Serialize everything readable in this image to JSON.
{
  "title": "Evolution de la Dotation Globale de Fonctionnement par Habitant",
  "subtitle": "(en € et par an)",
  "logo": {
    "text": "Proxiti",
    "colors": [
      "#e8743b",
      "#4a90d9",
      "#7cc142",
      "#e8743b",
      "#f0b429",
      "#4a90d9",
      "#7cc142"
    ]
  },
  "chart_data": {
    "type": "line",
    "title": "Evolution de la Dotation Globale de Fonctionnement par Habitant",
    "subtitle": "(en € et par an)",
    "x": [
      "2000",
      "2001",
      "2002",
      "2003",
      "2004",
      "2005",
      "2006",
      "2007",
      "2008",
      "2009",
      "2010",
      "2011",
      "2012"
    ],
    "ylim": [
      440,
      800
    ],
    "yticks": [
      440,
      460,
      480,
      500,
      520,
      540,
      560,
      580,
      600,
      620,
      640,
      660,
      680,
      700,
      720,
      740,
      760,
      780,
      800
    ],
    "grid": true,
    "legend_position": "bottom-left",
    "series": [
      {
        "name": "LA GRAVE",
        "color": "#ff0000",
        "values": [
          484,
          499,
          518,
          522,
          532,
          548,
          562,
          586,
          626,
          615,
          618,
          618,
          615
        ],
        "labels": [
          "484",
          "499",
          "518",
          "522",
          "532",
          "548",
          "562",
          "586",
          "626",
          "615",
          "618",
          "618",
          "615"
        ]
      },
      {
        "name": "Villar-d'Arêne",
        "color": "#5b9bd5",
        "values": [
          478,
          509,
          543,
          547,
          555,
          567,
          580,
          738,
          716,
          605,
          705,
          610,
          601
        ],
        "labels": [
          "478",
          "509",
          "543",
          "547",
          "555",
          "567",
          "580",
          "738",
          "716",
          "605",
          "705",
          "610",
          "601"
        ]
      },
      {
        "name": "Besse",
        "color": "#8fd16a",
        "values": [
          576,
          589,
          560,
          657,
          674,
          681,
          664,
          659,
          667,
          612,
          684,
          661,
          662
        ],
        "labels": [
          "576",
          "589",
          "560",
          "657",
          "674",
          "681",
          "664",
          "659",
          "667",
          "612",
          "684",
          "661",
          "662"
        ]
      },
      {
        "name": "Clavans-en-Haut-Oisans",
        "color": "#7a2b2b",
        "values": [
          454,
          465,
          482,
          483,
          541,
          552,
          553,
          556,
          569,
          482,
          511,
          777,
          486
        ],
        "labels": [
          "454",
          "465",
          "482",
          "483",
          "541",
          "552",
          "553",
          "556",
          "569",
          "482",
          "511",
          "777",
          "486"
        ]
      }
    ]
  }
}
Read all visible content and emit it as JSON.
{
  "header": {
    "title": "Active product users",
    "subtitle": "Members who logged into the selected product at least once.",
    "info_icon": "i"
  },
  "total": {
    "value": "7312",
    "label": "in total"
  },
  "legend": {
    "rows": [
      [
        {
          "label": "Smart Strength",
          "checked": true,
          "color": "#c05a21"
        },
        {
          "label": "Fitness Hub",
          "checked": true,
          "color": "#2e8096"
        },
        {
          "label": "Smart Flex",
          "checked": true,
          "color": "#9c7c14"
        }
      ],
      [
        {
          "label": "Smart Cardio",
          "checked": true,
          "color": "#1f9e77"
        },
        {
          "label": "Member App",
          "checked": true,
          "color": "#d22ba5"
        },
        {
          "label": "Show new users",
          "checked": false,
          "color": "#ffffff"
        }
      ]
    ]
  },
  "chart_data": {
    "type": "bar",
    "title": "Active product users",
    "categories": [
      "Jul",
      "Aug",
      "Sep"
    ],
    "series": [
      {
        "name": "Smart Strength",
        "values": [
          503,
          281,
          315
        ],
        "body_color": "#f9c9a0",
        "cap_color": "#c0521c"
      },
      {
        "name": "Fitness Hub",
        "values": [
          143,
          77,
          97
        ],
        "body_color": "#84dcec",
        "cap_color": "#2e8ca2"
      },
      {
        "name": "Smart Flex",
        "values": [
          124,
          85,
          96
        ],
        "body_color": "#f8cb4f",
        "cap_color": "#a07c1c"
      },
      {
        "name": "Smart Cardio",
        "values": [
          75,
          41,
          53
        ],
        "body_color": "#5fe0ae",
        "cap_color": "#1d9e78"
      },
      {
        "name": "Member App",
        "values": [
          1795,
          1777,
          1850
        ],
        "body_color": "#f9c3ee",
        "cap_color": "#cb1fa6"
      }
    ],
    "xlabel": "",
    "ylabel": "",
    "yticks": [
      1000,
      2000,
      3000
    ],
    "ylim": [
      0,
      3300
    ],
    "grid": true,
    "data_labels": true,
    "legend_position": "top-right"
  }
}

• • • • • • •

EXERCISE AIM: Pull out each record as written and restate it exactly.

EXERCISE SOLUTION:
Serialize everything readable in this image to JSON.
{
  "title": "Evolution de la Dotation Globale de Fonctionnement par Habitant",
  "subtitle": "(en € et par an)",
  "logo": {
    "text": "Proxiti",
    "colors": [
      "#e8743b",
      "#4a90d9",
      "#7cc142",
      "#e8743b",
      "#f0b429",
      "#4a90d9",
      "#7cc142"
    ]
  },
  "chart_data": {
    "type": "line",
    "title": "Evolution de la Dotation Globale de Fonctionnement par Habitant",
    "subtitle": "(en € et par an)",
    "x": [
      "2000",
      "2001",
      "2002",
      "2003",
      "2004",
      "2005",
      "2006",
      "2007",
      "2008",
      "2009",
      "2010",
      "2011",
      "2012"
    ],
    "ylim": [
      440,
      800
    ],
    "yticks": [
      440,
      460,
      480,
      500,
      520,
      540,
      560,
      580,
      600,
      620,
      640,
      660,
      680,
      700,
      720,
      740,
      760,
      780,
      800
    ],
    "grid": true,
    "legend_position": "bottom-left",
    "series": [
      {
        "name": "LA GRAVE",
        "color": "#ff0000",
        "values": [
          484,
          499,
          518,
          522,
          532,
          548,
          562,
          586,
          626,
          615,
          618,
          618,
          615
        ],
        "labels": [
          "484",
          "499",
          "518",
          "522",
          "532",
          "548",
          "562",
          "586",
          "626",
          "615",
          "618",
          "618",
          "615"
        ]
      },
      {
        "name": "Villar-d'Arêne",
        "color": "#5b9bd5",
        "values": [
          478,
          509,
          543,
          547,
          555,
          567,
          580,
          738,
          716,
          605,
          705,
          610,
          601
        ],
        "labels": [
          "478",
          "509",
          "543",
          "547",
          "555",
          "567",
          "580",
          "738",
          "716",
          "605",
          "705",
          "610",
          "601"
        ]
      },
      {
        "name": "Besse",
        "color": "#8fd16a",
        "values": [
          576,
          589,
          560,
          657,
          674,
          681,
          664,
          659,
          667,
          612,
          684,
          661,
          662
        ],
        "labels": [
          "576",
          "589",
          "560",
          "657",
          "674",
          "681",
          "664",
          "659",
          "667",
          "612",
          "684",
          "661",
          "662"
        ]
      },
      {
        "name": "Clavans-en-Haut-Oisans",
        "color": "#7a2b2b",
        "values": [
          454,
          465,
          482,
          483,
          541,
          552,
          553,
          556,
          569,
          482,
          511,
          777,
          486
        ],
        "labels": [
          "454",
          "465",
          "482",
          "483",
          "541",
          "552",
          "553",
          "556",
          "569",
          "482",
          "511",
          "777",
          "486"
        ]
      }
    ]
  }
}
Read all visible content and emit it as JSON.
{
  "header": {
    "title": "Active product users",
    "subtitle": "Members who logged into the selected product at least once.",
    "info_icon": "i"
  },
  "total": {
    "value": "7312",
    "label": "in total"
  },
  "legend": {
    "rows": [
      [
        {
          "label": "Smart Strength",
          "checked": true,
          "color": "#c05a21"
        },
        {
          "label": "Fitness Hub",
          "checked": true,
          "color": "#2e8096"
        },
        {
          "label": "Smart Flex",
          "checked": true,
          "color": "#9c7c14"
        }
      ],
      [
        {
          "label": "Smart Cardio",
          "checked": true,
          "color": "#1f9e77"
        },
        {
          "label": "Member App",
          "checked": true,
          "color": "#d22ba5"
        },
        {
          "label": "Show new users",
          "checked": false,
          "color": "#ffffff"
        }
      ]
    ]
  },
  "chart_data": {
    "type": "bar",
    "title": "Active product users",
    "categories": [
      "Jul",
      "Aug",
      "Sep"
    ],
    "series": [
      {
        "name": "Smart Strength",
        "values": [
          503,
          281,
          315
        ],
        "body_color": "#f9c9a0",
        "cap_color": "#c0521c"
      },
      {
        "name": "Fitness Hub",
        "values": [
          143,
          77,
          97
        ],
        "body_color": "#84dcec",
        "cap_color": "#2e8ca2"
      },
      {
        "name": "Smart Flex",
        "values": [
          124,
          85,
          96
        ],
        "body_color": "#f8cb4f",
        "cap_color": "#a07c1c"
      },
      {
        "name": "Smart Cardio",
        "values": [
          75,
          41,
          53
        ],
        "body_color": "#5fe0ae",
        "cap_color": "#1d9e78"
      },
      {
        "name": "Member App",
        "values": [
          1795,
          1777,
          1850
        ],
        "body_color": "#f9c3ee",
        "cap_color": "#cb1fa6"
      }
    ],
    "xlabel": "",
    "ylabel": "",
    "yticks": [
      1000,
      2000,
      3000
    ],
    "ylim": [
      0,
      3300
    ],
    "grid": true,
    "data_labels": true,
    "legend_position": "top-right"
  }
}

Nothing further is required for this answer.